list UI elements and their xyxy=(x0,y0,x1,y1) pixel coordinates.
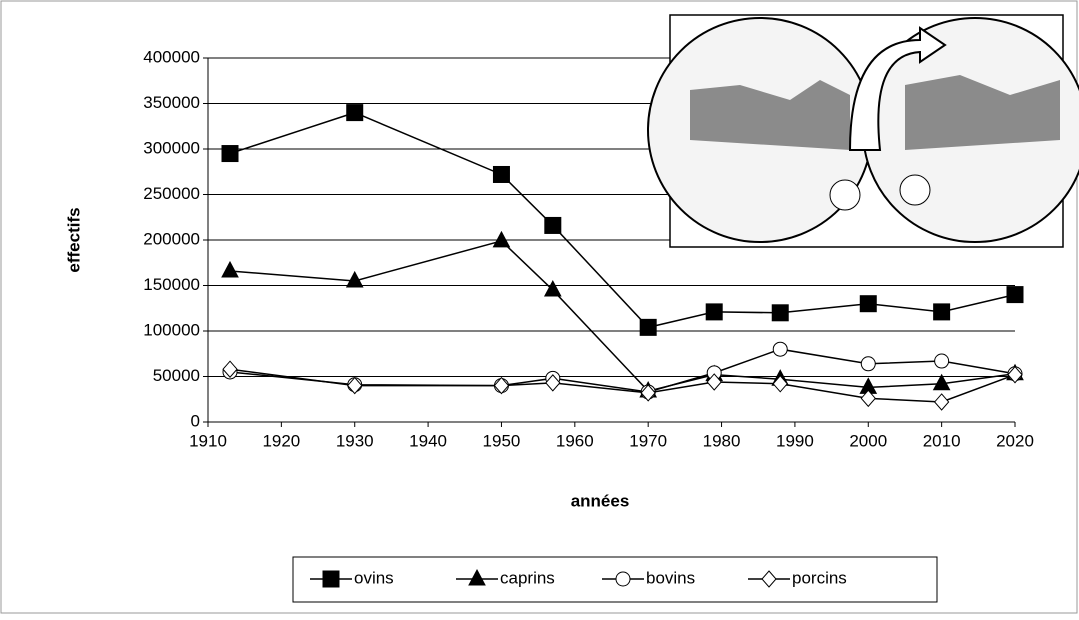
y-tick-label: 350000 xyxy=(143,93,200,112)
x-tick-label: 1930 xyxy=(336,431,374,450)
marker xyxy=(772,341,788,357)
plot-area: 0 50000 100000 150000 200000 250000 300000 3500… xyxy=(143,47,1034,450)
illustration xyxy=(647,14,1079,248)
marker xyxy=(934,353,950,369)
x-tick-label: 1990 xyxy=(776,431,814,450)
marker xyxy=(1007,365,1023,384)
x-tick-label: 1910 xyxy=(189,431,227,450)
legend-label: ovins xyxy=(354,568,394,587)
x-axis-title: années xyxy=(571,491,630,510)
marker xyxy=(492,230,511,248)
marker xyxy=(545,374,561,392)
x-tick-label: 2000 xyxy=(849,431,887,450)
y-tick-label: 200000 xyxy=(143,229,200,248)
y-tick-label: 300000 xyxy=(143,138,200,157)
marker xyxy=(771,304,789,322)
marker xyxy=(1006,286,1024,304)
y-tick-label: 150000 xyxy=(143,275,200,294)
x-tick-label: 1940 xyxy=(409,431,447,450)
marker xyxy=(544,216,562,234)
marker xyxy=(346,104,364,122)
marker xyxy=(468,568,486,586)
person-left xyxy=(829,179,861,211)
x-tick-label: 1960 xyxy=(556,431,594,450)
marker xyxy=(761,570,777,588)
y-tick-label: 250000 xyxy=(143,184,200,203)
marker xyxy=(860,356,876,372)
marker xyxy=(493,376,510,395)
y-tick-label: 100000 xyxy=(143,320,200,339)
marker xyxy=(222,360,238,378)
legend-label: bovins xyxy=(646,568,695,587)
marker xyxy=(543,279,562,297)
person-right xyxy=(899,174,931,206)
x-tick-label: 1920 xyxy=(262,431,300,450)
y-tick-label: 400000 xyxy=(143,47,200,66)
legend-label: porcins xyxy=(792,568,847,587)
x-tick-label: 2020 xyxy=(996,431,1034,450)
marker xyxy=(772,375,788,393)
marker xyxy=(640,384,656,402)
marker xyxy=(859,295,877,313)
marker xyxy=(706,373,722,391)
marker xyxy=(221,145,239,163)
series-line xyxy=(229,368,1016,403)
marker xyxy=(221,260,239,278)
marker xyxy=(492,165,510,183)
x-tick-label: 1980 xyxy=(703,431,741,450)
y-tick-label: 0 xyxy=(191,411,200,430)
marker xyxy=(347,376,363,395)
marker xyxy=(705,303,723,321)
y-axis-title: effectifs xyxy=(64,207,83,272)
marker xyxy=(322,570,340,588)
x-tick-label: 1950 xyxy=(483,431,521,450)
x-tick-label: 2010 xyxy=(923,431,961,450)
marker xyxy=(615,571,631,587)
marker xyxy=(639,318,657,336)
arrow xyxy=(848,26,947,151)
marker xyxy=(860,389,876,408)
mountains-left xyxy=(690,80,850,150)
series-line xyxy=(229,111,1016,329)
legend-label: caprins xyxy=(500,568,555,587)
x-tick-label: 1970 xyxy=(629,431,667,450)
legend: ovins caprins bovins porcins xyxy=(292,556,938,603)
mountains-right xyxy=(905,75,1060,150)
marker xyxy=(933,393,950,411)
marker xyxy=(932,373,951,391)
marker xyxy=(345,270,364,288)
y-tick-label: 50000 xyxy=(153,366,200,385)
marker xyxy=(933,303,951,321)
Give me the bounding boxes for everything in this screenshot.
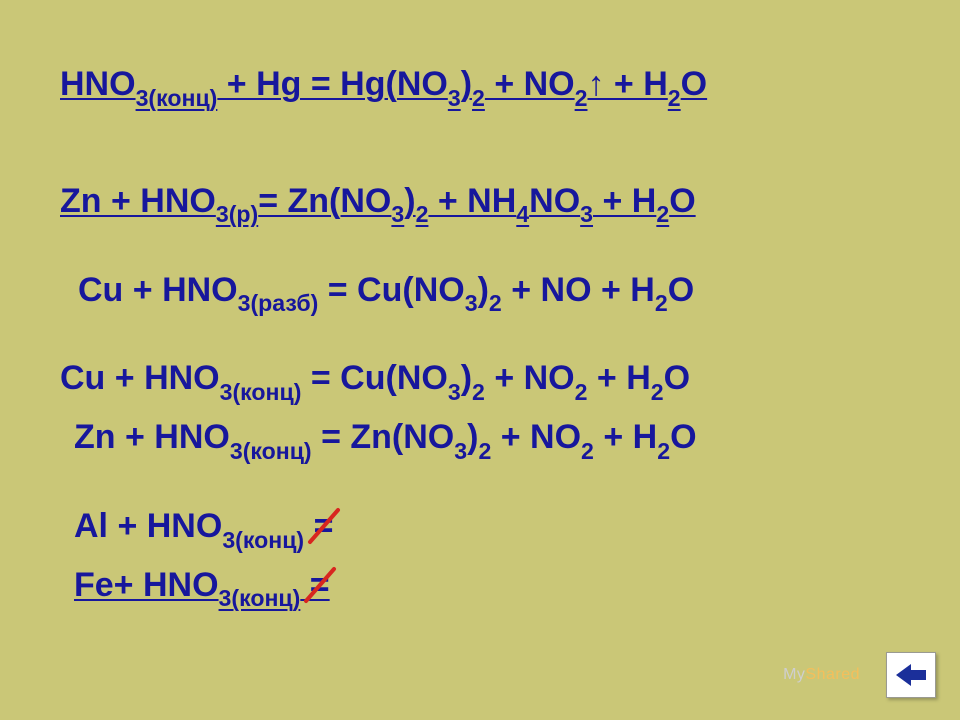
condition-subscript: 3(конц): [222, 527, 304, 553]
subscript: 2: [655, 290, 668, 316]
formula-text: + H: [593, 182, 656, 220]
formula-text: [300, 566, 309, 604]
back-arrow-icon: [896, 664, 926, 686]
condition-subscript: 3(р): [216, 201, 258, 227]
subscript: 2: [575, 379, 588, 405]
no-reaction-mark: =: [314, 502, 334, 550]
formula-text: + NO: [491, 418, 581, 456]
formula-text: + NH: [428, 182, 516, 220]
equation-1: HNO3(конц) + Hg = Hg(NO3)2 + NO2↑ + H2O: [60, 60, 920, 119]
formula-text: ): [461, 65, 472, 103]
condition-subscript: 3(конц): [136, 85, 218, 111]
formula-text: O: [681, 65, 707, 103]
subscript: 2: [656, 201, 669, 227]
back-button[interactable]: [886, 652, 936, 698]
formula-text: O: [670, 418, 696, 456]
subscript: 2: [416, 201, 429, 227]
subscript: 3: [391, 201, 404, 227]
subscript: 3: [448, 85, 461, 111]
condition-subscript: 3(конц): [219, 585, 301, 611]
formula-text: Zn + HNO: [60, 182, 216, 220]
subscript: 2: [478, 438, 491, 464]
subscript: 3: [580, 201, 593, 227]
condition-subscript: 3(конц): [220, 379, 302, 405]
formula-text: Cu + HNO: [60, 359, 220, 397]
formula-text: + NO: [485, 65, 575, 103]
subscript: 3: [454, 438, 467, 464]
watermark-text: MyShared: [783, 666, 860, 684]
condition-subscript: 3(конц): [230, 438, 312, 464]
formula-text: + H: [587, 359, 650, 397]
footer: MyShared: [783, 652, 936, 698]
watermark-my: My: [783, 666, 805, 683]
formula-text: O: [669, 182, 695, 220]
subscript: 2: [472, 379, 485, 405]
formula-text: ): [404, 182, 415, 220]
formula-text: O: [664, 359, 690, 397]
formula-text: = Cu(NO: [318, 271, 464, 309]
no-reaction-mark: =: [310, 561, 330, 609]
condition-subscript: 3(разб): [238, 290, 319, 316]
equation-3: Cu + HNO3(разб) = Cu(NO3)2 + NO + H2O: [60, 266, 920, 325]
equals-sign: =: [310, 566, 330, 604]
subscript: 3: [465, 290, 478, 316]
formula-text: + NO: [485, 359, 575, 397]
subscript: 3: [448, 379, 461, 405]
subscript: 2: [489, 290, 502, 316]
formula-text: NO: [529, 182, 580, 220]
formula-text: + Hg = Hg(NO: [217, 65, 447, 103]
equation-4: Cu + HNO3(конц) = Cu(NO3)2 + NO2 + H2O: [60, 354, 920, 413]
equation-5: Zn + HNO3(конц) = Zn(NO3)2 + NO2 + H2O: [60, 413, 920, 472]
formula-text: Cu + HNO: [78, 271, 238, 309]
formula-text: ↑ + H: [587, 65, 667, 103]
formula-text: = Zn(NO: [258, 182, 391, 220]
formula-text: [304, 507, 313, 545]
slide-page: HNO3(конц) + Hg = Hg(NO3)2 + NO2↑ + H2OZ…: [0, 0, 960, 720]
subscript: 2: [472, 85, 485, 111]
formula-text: ): [467, 418, 478, 456]
subscript: 2: [657, 438, 670, 464]
equation-7: Fe+ HNO3(конц) =: [60, 561, 920, 620]
equation-2: Zn + HNO3(р)= Zn(NO3)2 + NH4NO3 + H2O: [60, 177, 920, 236]
subscript: 4: [516, 201, 529, 227]
subscript: 2: [651, 379, 664, 405]
formula-text: ): [478, 271, 489, 309]
watermark-shared: Shared: [805, 666, 860, 683]
equation-list: HNO3(конц) + Hg = Hg(NO3)2 + NO2↑ + H2OZ…: [60, 60, 920, 620]
formula-text: ): [461, 359, 472, 397]
formula-text: Fe+ HNO: [74, 566, 219, 604]
formula-text: + NO + H: [502, 271, 655, 309]
formula-text: + H: [594, 418, 657, 456]
subscript: 2: [668, 85, 681, 111]
formula-text: Al + HNO: [74, 507, 222, 545]
formula-text: = Cu(NO: [301, 359, 447, 397]
formula-text: = Zn(NO: [312, 418, 455, 456]
formula-text: Zn + HNO: [74, 418, 230, 456]
formula-text: O: [668, 271, 694, 309]
equals-sign: =: [314, 507, 334, 545]
subscript: 2: [581, 438, 594, 464]
subscript: 2: [575, 85, 588, 111]
equation-6: Al + HNO3(конц) =: [60, 502, 920, 561]
formula-text: HNO: [60, 65, 136, 103]
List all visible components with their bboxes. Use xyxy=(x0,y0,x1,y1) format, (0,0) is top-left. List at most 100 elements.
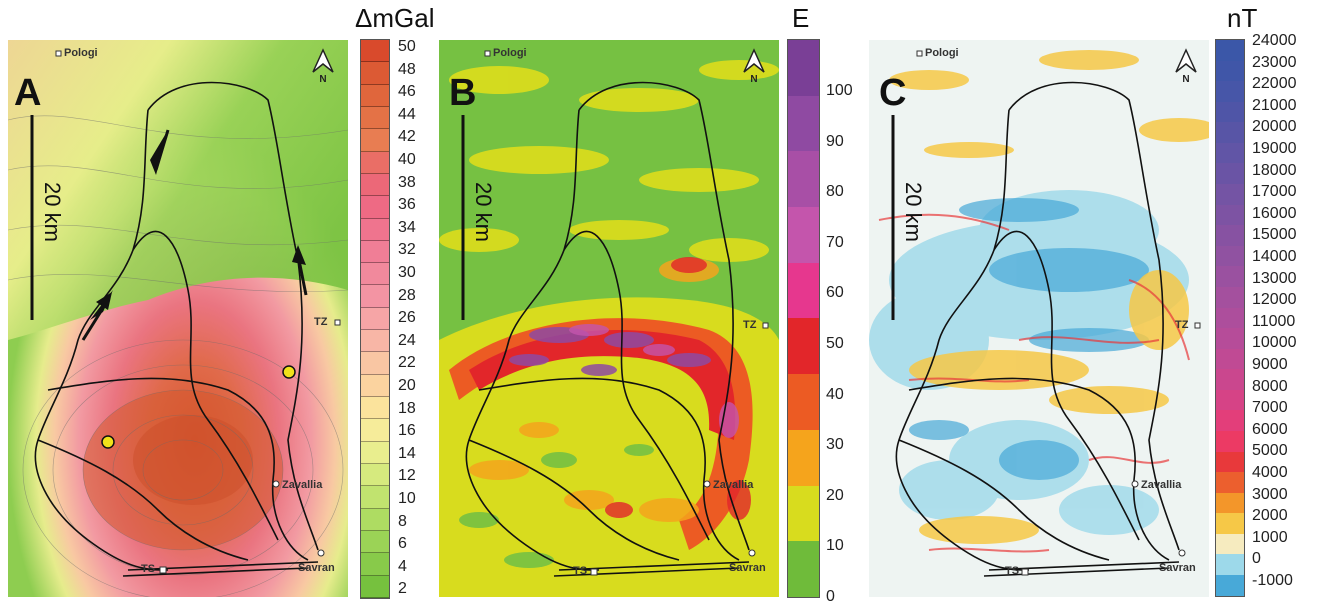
colorbar-tick-label: 2 xyxy=(398,580,407,598)
place-label-savran: Savran xyxy=(1159,562,1196,574)
colorbar-tick-label: 2000 xyxy=(1252,507,1288,525)
colorbar-tick-label: 10 xyxy=(826,537,844,555)
colorbar-tick-label: 14000 xyxy=(1252,248,1297,265)
colorbar-tick-label: 24 xyxy=(398,331,416,349)
colorbar-segment xyxy=(1216,60,1244,82)
colorbar-segment xyxy=(361,40,389,63)
colorbar-segment xyxy=(361,575,389,598)
marker-point xyxy=(282,365,296,379)
colorbar-tick-label: 90 xyxy=(826,132,844,150)
colorbar-segment xyxy=(1216,369,1244,390)
place-label-savran: Savran xyxy=(729,562,766,574)
colorbar-tick-label: 6000 xyxy=(1252,420,1288,438)
colorbar-segment xyxy=(1216,492,1244,514)
place-label-savran: Savran xyxy=(298,562,335,574)
colorbar-tick-label: 22000 xyxy=(1252,75,1297,93)
colorbar-tick-label: 20000 xyxy=(1252,118,1297,136)
colorbar xyxy=(360,39,390,599)
colorbar-segment xyxy=(1216,122,1244,143)
colorbar-tick-label: 42 xyxy=(398,128,416,146)
colorbar-segment xyxy=(1216,184,1244,205)
colorbar-tick-label: 46 xyxy=(398,83,416,101)
magnetic-map xyxy=(869,40,1209,597)
colorbar-segment xyxy=(1216,245,1244,267)
colorbar-segment xyxy=(361,508,389,531)
colorbar-title: E xyxy=(792,3,810,33)
colorbar-tick-label: 70 xyxy=(826,233,844,251)
colorbar-segment xyxy=(361,106,389,130)
colorbar-segment xyxy=(361,307,389,331)
colorbar-segment xyxy=(1216,204,1244,226)
colorbar-tick-label: 23000 xyxy=(1252,53,1297,71)
colorbar-segment xyxy=(1216,451,1244,473)
colorbar-segment xyxy=(361,463,389,487)
colorbar-segment xyxy=(361,84,389,107)
colorbar-tick-label: 80 xyxy=(826,183,844,201)
colorbar-tick-label: 17000 xyxy=(1252,183,1297,201)
colorbar-segment xyxy=(361,151,389,174)
place-label-pologi: Pologi xyxy=(493,47,527,59)
place-label-ts: TS xyxy=(141,563,156,575)
colorbar-tick-label: 24000 xyxy=(1252,32,1297,49)
colorbar-tick-label: 0 xyxy=(826,588,835,605)
colorbar-segment xyxy=(361,352,389,375)
colorbar-tick-label: 40 xyxy=(398,151,416,168)
colorbar-tick-label: 30 xyxy=(826,436,844,454)
marker-point xyxy=(101,435,115,449)
colorbar-tick-label: 18000 xyxy=(1252,161,1297,179)
colorbar-tick-label: 16 xyxy=(398,422,416,440)
colorbar-segment xyxy=(1216,307,1244,329)
panel-letter: A xyxy=(14,72,42,114)
colorbar-segment xyxy=(1216,430,1244,452)
colorbar-tick-label: 8 xyxy=(398,512,407,530)
scale-label: 20 km xyxy=(471,182,496,242)
colorbar-segment xyxy=(1216,81,1244,102)
colorbar-segment xyxy=(1216,266,1244,287)
colorbar-segment xyxy=(361,129,389,152)
colorbar xyxy=(1215,39,1245,597)
colorbar-segment xyxy=(1216,348,1244,370)
colorbar-segment xyxy=(361,330,389,353)
colorbar-segment xyxy=(788,429,819,486)
panel-letter: B xyxy=(449,72,477,114)
place-label-ts: TS xyxy=(1005,565,1020,577)
colorbar-tick-label: 18 xyxy=(398,399,416,417)
colorbar-tick-label: 0 xyxy=(1252,550,1261,568)
colorbar-tick-label: 60 xyxy=(826,284,844,302)
place-label-zavallia: Zavallia xyxy=(713,479,754,491)
energy-map-panel: B 20 km N Pologi TZ Zavallia TS Savran xyxy=(439,40,779,597)
place-label-tz: TZ xyxy=(1175,319,1189,331)
colorbar-tick-label: 44 xyxy=(398,105,416,123)
colorbar-tick-label: 12 xyxy=(398,467,416,485)
place-label-zavallia: Zavallia xyxy=(1141,479,1182,491)
place-label-tz: TZ xyxy=(743,319,757,331)
colorbar-segment xyxy=(788,374,819,430)
panel-letter: C xyxy=(879,72,907,114)
colorbar-tick-label: 1000 xyxy=(1252,528,1288,546)
colorbar-segment xyxy=(1216,40,1244,61)
colorbar-segment xyxy=(788,40,819,96)
colorbar-tick-label: 20 xyxy=(826,486,844,504)
colorbar-tick-label: 50 xyxy=(826,335,844,352)
colorbar-tick-label: 3000 xyxy=(1252,485,1288,503)
colorbar-tick-label: 7000 xyxy=(1252,399,1288,417)
colorbar-segment xyxy=(361,397,389,420)
colorbar-segment xyxy=(788,262,819,319)
colorbar-tick-label: 20 xyxy=(398,377,416,394)
colorbar-segment xyxy=(361,441,389,464)
colorbar-tick-label: 4000 xyxy=(1252,464,1288,481)
colorbar-segment xyxy=(361,218,389,241)
colorbar-title: nT xyxy=(1227,3,1258,33)
colorbar-tick-label: 21000 xyxy=(1252,96,1297,114)
colorbar-segment xyxy=(1216,163,1244,185)
colorbar-tick-label: 5000 xyxy=(1252,442,1288,460)
colorbar-segment xyxy=(361,486,389,509)
colorbar-tick-label: -1000 xyxy=(1252,572,1293,589)
colorbar-segment xyxy=(788,541,819,597)
colorbar-tick-label: 13000 xyxy=(1252,269,1297,287)
gravity-map-panel: A 20 km N Pologi TZ Zavallia TS Savran xyxy=(8,40,348,597)
colorbar-segment xyxy=(361,263,389,286)
colorbar-segment xyxy=(1216,286,1244,308)
colorbar-tick-label: 34 xyxy=(398,218,416,236)
place-label-zavallia: Zavallia xyxy=(282,479,323,491)
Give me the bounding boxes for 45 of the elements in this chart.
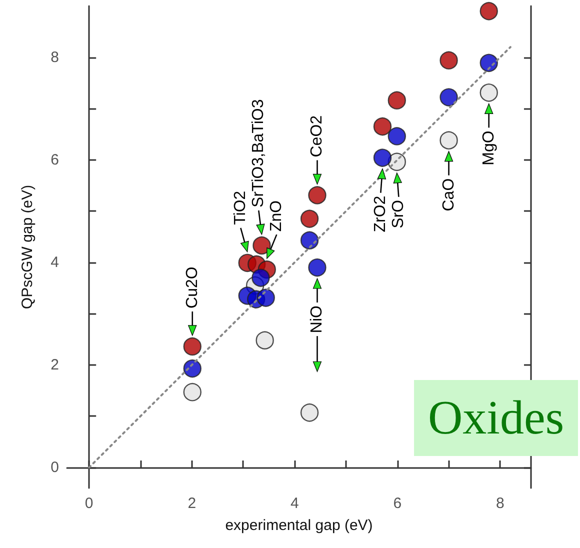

* * *

■ YOUR TASK
Copy everything from "colorbar-tick-label: 2 xyxy=(398,580,407,598)" down to "colorbar-tick-label: 42 xyxy=(398,128,416,146)", substituting "colorbar-band" for "colorbar-segment" and leaving the rest unchanged.

■ THE OUTPUT
colorbar-tick-label: 2 xyxy=(398,580,407,598)
place-label-savran: Savran xyxy=(1159,562,1196,574)
colorbar-tick-label: 2000 xyxy=(1252,507,1288,525)
colorbar-tick-label: 10 xyxy=(826,537,844,555)
colorbar-tick-label: 14000 xyxy=(1252,248,1297,265)
colorbar-tick-label: 24 xyxy=(398,331,416,349)
colorbar-band xyxy=(1216,60,1244,82)
colorbar-band xyxy=(361,40,389,63)
colorbar-band xyxy=(361,575,389,598)
marker-point xyxy=(282,365,296,379)
colorbar-tick-label: 90 xyxy=(826,132,844,150)
colorbar-band xyxy=(1216,369,1244,390)
place-label-savran: Savran xyxy=(729,562,766,574)
colorbar-tick-label: 6000 xyxy=(1252,420,1288,438)
colorbar-band xyxy=(1216,492,1244,514)
place-label-savran: Savran xyxy=(298,562,335,574)
colorbar-tick-label: 22000 xyxy=(1252,75,1297,93)
colorbar-tick-label: 20000 xyxy=(1252,118,1297,136)
colorbar xyxy=(360,39,390,599)
colorbar-band xyxy=(1216,122,1244,143)
colorbar-tick-label: 42 xyxy=(398,128,416,146)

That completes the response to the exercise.